---------- ENTRIES PROVIDED

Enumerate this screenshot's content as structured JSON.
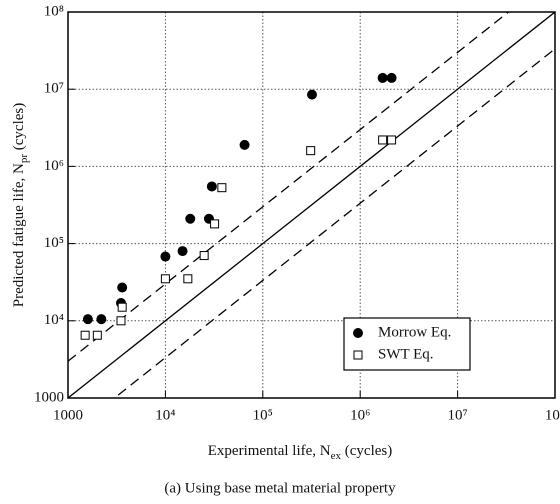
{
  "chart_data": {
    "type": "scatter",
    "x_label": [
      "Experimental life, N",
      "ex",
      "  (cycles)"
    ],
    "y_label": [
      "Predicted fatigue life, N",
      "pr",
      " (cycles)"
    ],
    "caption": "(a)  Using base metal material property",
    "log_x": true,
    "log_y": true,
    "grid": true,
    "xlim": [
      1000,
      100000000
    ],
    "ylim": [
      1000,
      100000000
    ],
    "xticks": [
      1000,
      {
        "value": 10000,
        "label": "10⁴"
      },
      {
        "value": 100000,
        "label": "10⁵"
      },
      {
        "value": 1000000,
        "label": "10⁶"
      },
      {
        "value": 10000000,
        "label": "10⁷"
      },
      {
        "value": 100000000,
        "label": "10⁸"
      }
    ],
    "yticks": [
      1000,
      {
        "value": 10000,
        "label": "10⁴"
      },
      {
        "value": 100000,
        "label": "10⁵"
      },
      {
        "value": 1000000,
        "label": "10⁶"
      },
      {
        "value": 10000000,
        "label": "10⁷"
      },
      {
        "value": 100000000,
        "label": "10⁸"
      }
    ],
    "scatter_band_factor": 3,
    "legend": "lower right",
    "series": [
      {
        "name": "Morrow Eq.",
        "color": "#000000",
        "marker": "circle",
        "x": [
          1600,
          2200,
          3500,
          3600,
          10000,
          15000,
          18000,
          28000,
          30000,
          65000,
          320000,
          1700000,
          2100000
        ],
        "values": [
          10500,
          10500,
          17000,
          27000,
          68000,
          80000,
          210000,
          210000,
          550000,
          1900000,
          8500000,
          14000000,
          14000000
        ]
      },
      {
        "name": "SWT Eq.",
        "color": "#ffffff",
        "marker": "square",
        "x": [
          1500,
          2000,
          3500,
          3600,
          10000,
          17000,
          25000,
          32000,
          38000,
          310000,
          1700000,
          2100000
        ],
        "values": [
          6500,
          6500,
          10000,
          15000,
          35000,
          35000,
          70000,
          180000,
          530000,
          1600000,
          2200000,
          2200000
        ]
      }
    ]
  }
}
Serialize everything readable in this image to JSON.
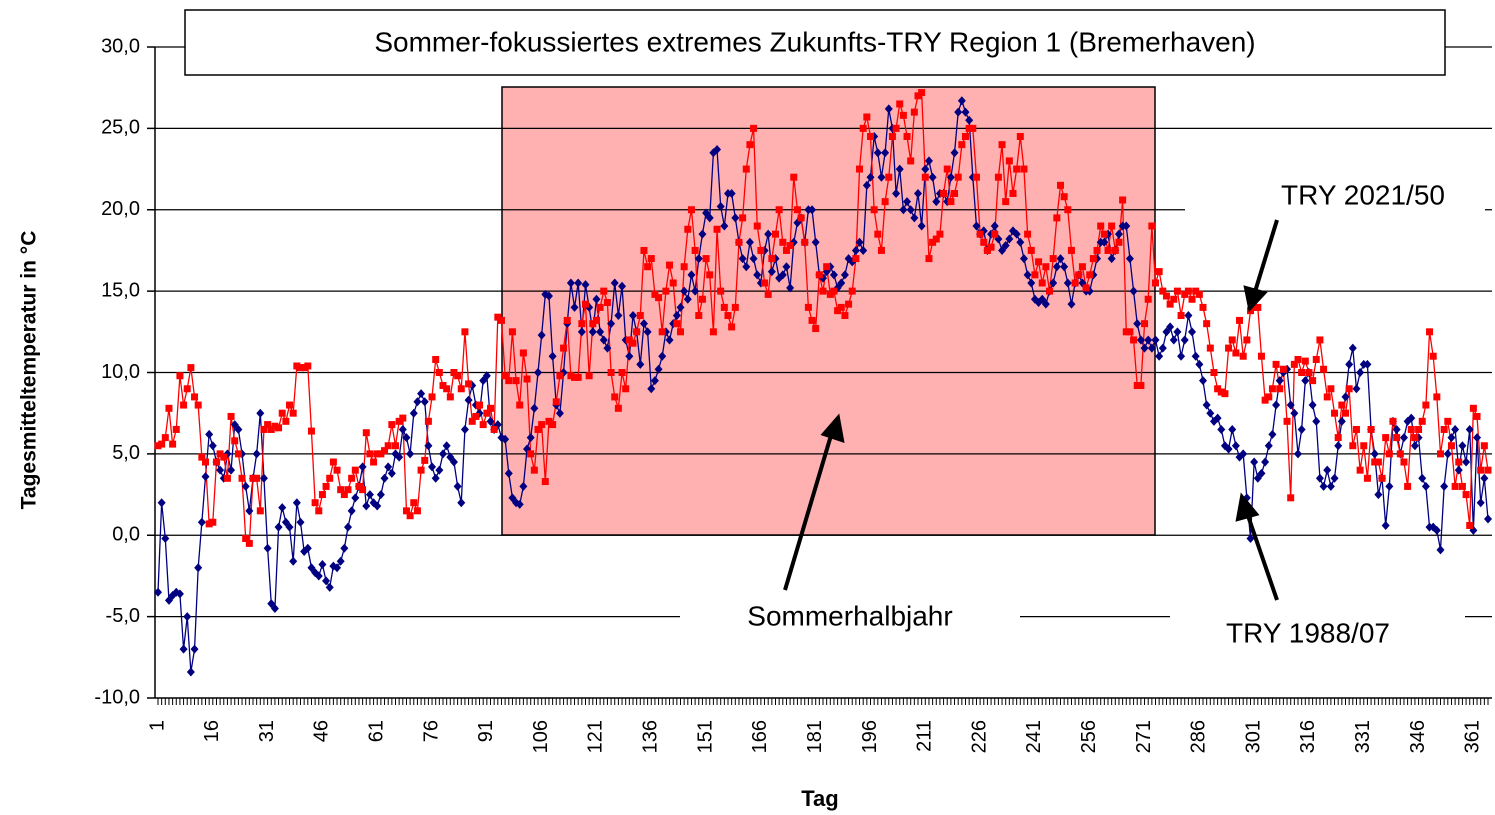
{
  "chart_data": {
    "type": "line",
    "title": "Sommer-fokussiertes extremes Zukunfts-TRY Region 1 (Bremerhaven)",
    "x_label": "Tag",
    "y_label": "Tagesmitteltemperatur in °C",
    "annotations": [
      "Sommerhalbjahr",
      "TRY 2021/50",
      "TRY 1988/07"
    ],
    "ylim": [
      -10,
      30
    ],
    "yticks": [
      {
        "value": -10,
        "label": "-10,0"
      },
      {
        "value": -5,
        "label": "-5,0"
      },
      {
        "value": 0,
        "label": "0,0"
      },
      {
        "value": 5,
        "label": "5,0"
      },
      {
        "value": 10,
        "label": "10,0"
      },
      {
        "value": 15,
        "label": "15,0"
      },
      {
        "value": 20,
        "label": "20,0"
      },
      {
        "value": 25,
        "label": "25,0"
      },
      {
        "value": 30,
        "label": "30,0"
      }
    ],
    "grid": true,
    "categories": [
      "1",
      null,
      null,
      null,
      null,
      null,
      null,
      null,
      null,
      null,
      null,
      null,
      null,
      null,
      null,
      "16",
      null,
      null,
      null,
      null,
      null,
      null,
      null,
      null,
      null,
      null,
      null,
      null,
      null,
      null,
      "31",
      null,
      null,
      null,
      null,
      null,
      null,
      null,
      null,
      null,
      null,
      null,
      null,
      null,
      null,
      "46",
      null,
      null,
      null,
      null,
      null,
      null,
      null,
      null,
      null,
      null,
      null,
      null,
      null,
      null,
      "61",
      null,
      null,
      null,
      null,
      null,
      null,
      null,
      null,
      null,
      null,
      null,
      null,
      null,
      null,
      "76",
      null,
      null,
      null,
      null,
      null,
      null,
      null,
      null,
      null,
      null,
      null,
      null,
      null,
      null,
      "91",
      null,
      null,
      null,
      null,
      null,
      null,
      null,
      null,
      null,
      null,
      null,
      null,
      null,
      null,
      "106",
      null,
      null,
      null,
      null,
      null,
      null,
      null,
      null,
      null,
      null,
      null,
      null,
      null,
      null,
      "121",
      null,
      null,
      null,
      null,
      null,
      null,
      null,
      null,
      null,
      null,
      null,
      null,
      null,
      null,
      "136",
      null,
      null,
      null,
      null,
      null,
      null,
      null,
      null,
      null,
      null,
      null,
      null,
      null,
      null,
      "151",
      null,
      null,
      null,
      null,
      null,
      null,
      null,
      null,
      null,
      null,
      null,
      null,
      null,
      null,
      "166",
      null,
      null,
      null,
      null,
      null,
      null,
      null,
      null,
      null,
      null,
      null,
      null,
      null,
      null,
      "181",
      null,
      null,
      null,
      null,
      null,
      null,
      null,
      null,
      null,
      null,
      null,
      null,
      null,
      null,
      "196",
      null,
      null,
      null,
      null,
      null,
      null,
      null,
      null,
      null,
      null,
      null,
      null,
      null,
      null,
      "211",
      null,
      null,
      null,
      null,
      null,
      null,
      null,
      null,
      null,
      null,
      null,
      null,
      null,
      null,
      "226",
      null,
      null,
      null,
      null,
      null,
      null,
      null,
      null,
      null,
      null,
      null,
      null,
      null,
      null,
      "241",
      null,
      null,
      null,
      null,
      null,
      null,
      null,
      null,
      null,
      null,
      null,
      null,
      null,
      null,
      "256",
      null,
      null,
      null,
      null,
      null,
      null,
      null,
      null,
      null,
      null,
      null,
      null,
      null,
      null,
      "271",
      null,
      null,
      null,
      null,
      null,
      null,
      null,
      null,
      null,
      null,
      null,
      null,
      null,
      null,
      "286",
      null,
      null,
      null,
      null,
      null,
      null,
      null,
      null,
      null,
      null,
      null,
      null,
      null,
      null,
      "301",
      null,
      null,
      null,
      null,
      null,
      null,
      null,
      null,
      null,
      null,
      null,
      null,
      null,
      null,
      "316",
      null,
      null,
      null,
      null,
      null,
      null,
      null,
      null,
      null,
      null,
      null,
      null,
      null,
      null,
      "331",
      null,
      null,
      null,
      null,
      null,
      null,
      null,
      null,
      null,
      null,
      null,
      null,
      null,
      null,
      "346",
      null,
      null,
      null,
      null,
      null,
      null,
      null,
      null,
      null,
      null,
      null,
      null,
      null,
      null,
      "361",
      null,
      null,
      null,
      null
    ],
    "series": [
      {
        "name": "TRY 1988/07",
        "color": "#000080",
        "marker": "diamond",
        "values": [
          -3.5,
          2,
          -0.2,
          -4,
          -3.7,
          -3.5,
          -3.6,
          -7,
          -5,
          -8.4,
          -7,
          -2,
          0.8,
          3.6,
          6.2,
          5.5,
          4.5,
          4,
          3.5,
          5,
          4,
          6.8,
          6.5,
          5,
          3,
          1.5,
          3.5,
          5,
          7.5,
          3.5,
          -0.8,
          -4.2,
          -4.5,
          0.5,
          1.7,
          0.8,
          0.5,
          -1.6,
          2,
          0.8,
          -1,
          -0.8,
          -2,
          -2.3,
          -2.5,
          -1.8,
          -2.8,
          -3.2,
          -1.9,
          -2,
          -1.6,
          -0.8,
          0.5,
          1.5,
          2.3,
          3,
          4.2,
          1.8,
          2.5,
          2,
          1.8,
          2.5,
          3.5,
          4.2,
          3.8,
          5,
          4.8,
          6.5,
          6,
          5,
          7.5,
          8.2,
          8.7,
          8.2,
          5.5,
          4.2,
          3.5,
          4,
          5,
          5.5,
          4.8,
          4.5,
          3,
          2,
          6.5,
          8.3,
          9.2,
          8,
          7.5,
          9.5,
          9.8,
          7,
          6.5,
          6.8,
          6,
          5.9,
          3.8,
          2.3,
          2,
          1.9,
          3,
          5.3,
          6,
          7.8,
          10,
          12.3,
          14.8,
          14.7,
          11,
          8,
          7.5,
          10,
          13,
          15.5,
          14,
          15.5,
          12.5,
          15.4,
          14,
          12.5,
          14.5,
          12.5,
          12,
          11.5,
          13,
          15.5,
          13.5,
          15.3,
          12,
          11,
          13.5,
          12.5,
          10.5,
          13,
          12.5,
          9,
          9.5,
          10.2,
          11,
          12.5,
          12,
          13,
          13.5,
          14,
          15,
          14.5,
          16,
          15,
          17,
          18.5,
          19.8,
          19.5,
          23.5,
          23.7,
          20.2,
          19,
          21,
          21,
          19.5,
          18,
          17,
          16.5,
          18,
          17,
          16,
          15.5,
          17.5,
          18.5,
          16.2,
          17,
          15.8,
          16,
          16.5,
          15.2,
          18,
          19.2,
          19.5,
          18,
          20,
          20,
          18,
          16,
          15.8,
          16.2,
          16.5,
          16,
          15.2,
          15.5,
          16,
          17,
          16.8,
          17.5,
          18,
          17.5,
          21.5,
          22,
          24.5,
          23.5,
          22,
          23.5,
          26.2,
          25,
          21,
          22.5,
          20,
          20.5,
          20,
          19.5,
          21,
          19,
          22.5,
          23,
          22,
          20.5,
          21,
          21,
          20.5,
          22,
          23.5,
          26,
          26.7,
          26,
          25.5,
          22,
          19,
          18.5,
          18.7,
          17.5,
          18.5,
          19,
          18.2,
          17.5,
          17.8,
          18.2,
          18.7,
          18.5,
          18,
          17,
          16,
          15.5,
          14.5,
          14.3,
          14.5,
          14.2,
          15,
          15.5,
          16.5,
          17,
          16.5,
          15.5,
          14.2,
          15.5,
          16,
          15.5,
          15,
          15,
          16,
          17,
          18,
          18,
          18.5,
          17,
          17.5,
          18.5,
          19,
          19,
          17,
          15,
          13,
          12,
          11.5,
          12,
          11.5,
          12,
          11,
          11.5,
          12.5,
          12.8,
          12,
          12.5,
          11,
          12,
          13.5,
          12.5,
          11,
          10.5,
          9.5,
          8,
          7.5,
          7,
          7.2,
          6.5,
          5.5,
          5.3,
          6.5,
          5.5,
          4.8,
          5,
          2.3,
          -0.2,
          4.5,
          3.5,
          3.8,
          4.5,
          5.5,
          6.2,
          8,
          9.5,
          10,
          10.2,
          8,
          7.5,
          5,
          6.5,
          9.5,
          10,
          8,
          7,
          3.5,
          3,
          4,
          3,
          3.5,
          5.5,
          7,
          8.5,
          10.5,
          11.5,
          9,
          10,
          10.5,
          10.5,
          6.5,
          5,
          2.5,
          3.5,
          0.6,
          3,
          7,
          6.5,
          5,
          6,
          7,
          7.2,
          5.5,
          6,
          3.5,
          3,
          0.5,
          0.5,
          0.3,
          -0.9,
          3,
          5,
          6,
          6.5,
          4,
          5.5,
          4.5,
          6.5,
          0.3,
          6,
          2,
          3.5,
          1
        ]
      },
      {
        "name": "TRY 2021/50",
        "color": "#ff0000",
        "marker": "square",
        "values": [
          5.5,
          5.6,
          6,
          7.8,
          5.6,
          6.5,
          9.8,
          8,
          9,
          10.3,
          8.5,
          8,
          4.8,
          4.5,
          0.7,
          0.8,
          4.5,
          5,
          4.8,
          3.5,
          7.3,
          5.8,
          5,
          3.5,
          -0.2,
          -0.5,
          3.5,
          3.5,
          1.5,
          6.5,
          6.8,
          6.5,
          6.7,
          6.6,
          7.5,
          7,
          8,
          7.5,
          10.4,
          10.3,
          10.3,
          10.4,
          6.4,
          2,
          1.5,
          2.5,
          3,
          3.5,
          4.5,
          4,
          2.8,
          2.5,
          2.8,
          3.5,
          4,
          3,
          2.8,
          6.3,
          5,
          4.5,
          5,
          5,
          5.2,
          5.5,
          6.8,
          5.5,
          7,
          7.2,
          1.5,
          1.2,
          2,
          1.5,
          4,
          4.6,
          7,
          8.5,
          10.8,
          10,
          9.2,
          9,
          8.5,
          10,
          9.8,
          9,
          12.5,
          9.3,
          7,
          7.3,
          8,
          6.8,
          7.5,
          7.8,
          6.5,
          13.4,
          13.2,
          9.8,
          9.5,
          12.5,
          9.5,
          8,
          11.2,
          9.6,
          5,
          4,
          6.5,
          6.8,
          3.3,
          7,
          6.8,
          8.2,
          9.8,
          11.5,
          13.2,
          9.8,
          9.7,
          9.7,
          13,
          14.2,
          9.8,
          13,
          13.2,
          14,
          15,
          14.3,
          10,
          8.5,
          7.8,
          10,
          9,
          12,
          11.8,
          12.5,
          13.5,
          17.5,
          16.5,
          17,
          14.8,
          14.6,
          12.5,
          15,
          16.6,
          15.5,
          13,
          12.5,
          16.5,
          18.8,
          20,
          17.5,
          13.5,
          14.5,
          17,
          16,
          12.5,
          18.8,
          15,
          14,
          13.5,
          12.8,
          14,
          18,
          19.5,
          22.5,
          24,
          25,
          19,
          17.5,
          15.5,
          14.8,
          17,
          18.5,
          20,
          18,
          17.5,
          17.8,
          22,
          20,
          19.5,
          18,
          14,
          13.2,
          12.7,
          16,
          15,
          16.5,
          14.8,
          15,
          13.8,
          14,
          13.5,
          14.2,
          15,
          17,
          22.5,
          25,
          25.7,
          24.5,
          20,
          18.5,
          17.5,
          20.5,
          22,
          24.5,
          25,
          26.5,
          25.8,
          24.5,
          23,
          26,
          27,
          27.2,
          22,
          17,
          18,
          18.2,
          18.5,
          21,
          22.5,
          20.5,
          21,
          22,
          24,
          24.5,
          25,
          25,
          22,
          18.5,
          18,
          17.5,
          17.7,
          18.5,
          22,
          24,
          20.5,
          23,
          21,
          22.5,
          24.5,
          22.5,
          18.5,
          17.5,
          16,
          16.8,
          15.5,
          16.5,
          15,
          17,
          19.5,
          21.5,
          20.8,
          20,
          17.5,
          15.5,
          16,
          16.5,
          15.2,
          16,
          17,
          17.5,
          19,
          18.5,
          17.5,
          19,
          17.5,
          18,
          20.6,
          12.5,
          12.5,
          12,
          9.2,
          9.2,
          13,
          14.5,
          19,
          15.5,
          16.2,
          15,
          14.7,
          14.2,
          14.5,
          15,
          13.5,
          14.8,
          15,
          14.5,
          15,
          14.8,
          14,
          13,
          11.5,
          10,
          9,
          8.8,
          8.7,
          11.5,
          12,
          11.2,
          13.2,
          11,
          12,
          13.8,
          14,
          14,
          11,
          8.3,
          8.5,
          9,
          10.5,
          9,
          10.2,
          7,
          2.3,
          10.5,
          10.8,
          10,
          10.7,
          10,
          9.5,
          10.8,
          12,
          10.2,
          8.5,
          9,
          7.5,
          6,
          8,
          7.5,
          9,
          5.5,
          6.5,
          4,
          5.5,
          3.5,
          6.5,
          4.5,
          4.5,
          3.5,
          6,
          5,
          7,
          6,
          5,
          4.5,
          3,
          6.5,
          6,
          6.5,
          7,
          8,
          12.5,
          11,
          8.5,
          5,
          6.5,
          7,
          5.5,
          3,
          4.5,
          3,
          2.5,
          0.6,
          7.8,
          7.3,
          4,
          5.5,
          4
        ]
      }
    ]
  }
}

--------------------

WORK INSTRUCTIONS: Write down every line of the data above that includes the string "true".

CORRECT RESULT:
    "log_x": true,
    "log_y": true,
    "grid": true,
    "grid": true,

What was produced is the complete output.